**Short task A:** In the post on migrant food networks, what share of households in the City of Johannesburg is estimated to remain food insecure?
**Short task B:** Reproduce the post on migrant food networks from "Migration is more" to "for systemic change.", swapping "lifeline" for "anchor".

**Document segment:**
»»
Migrant Food Networks, Cultural Identity, and Food Sovereignty in South Africa

Migration is more than moving across borders. It involves carrying homes, memories, and survival strategies. For many African migrants living in South Africa—especially in major urban hubs like Johannesburg, Cape Town, and other cities—food becomes a lifeline. Through transnational food networks, migrants maintain ties to their homelands, preserve cultural identity, and assert food sovereignty in environments often shaped by precarious lives, discrimination, and structural barriers. Yet, these networks also reveal deep inequities, policy gaps, and the urgent need for systemic change.

This post explores how transnational food flows influence food sovereignty and cultural identity among African migrants in South Africa. It highlights policy gaps, structural constraints, and evidence-based solutions to strengthen inclusive urban food systems.


Migrants, Food Insecurity, and the Longing for “Home Food”

In 2025, a study led by the Human Sciences Research Council (HSRC) revealed a paradox among Johannesburg’s migrant residents. Many migrants longed for traditional leafy greens and fruits they grew up eating. However, they often could not access them due to patchy supply chains, high prices, and fading culinary knowledge (HSRC, 2025).

Meanwhile, estimates suggest that 34–40% of households in the City of Johannesburg remain food insecure, a significant proportion of which includes both internal and international migrants (NU-BAKF, 2024).

Consider the case of a 32-year-old woman from Zimbabwe (name withheld), now living in Soweto South. She pays rent in an overcrowded room, works in the informal economy, and supports relatives back home. She misses the leafy greens her mother cooked but cannot afford them regularly. Consequently, she substitutes with cheaper, processed foods. Her story reflects both the erosion of cultural dietary practices and the struggle for nutritional dignity.


Conceptual Foundations: Food Sovereignty and Foodscapes

Understanding these dynamics requires two conceptual frameworks:

  • Food sovereignty emphasizes people’s right to define their food systems. It focuses on access to culturally appropriate, nutritious food and control over production, distribution, and consumption (Biowatch South Africa).

  • Foodscapes describe the spatial and social environment in which food is produced, exchanged, and consumed. For migrants, foodscapes represent not just nourishment but also cultural belonging, memory, and social networks (Springer, 2024).

Through cross-border trade, remittances, migrant-run food shops, and informal markets, migrants assert agency over their food environments. These networks help maintain cultural identity and offer partial food sovereignty. However, structural barriers often limit their effectiveness.


Evidence from South Africa: What Research Shows

Rural–Urban Links and Food Remittances

Research from the MiFOOD Network highlights the persistence of rural–urban ties post-apartheid. Many migrants maintain circular migration patterns, send remittances, and participate in material flows between urban and rural areas (MiFOOD, 2023).

These flows are not only financial. Migrants often remit food or food-focused supplies. Such remittances act as informal social safety nets, reducing hunger in origin communities (Springer, 2024).
««
**Collected data:**
»»
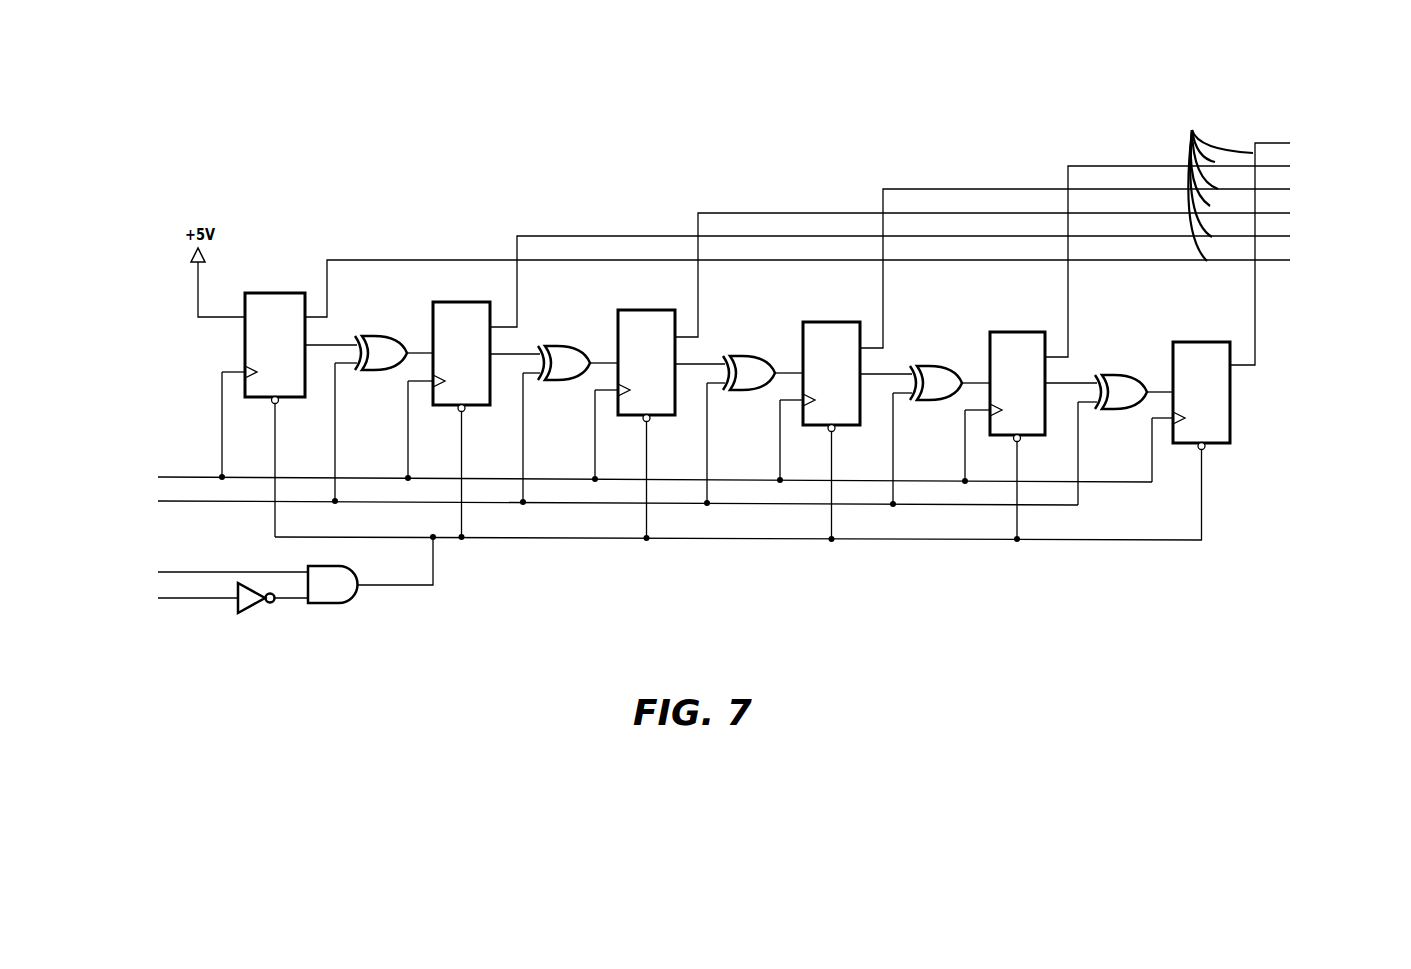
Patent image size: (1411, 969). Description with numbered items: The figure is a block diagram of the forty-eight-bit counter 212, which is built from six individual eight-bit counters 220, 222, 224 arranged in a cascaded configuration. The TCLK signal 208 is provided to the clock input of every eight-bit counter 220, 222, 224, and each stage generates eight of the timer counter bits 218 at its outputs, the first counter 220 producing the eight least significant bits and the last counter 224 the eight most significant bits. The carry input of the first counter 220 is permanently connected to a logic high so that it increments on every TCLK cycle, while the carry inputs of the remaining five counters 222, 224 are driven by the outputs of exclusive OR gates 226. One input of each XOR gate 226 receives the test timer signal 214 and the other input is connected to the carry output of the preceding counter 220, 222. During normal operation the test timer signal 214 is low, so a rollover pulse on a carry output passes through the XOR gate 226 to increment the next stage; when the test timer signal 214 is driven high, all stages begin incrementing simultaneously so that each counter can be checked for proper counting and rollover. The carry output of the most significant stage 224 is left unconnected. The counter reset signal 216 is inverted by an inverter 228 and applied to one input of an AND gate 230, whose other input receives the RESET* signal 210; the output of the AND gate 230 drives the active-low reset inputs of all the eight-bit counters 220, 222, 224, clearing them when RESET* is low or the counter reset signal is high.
««
**Task result A:** 34–40%

**Task result B:**
Migration is more than moving across borders. It involves carrying homes, memories, and survival strategies. For many African migrants living in South Africa—especially in major urban hubs like Johannesburg, Cape Town, and other cities—food becomes a anchor. Through transnational food networks, migrants maintain ties to their homelands, preserve cultural identity, and assert food sovereignty in environments often shaped by precarious lives, discrimination, and structural barriers. Yet, these networks also reveal deep inequities, policy gaps, and the urgent need for systemic change.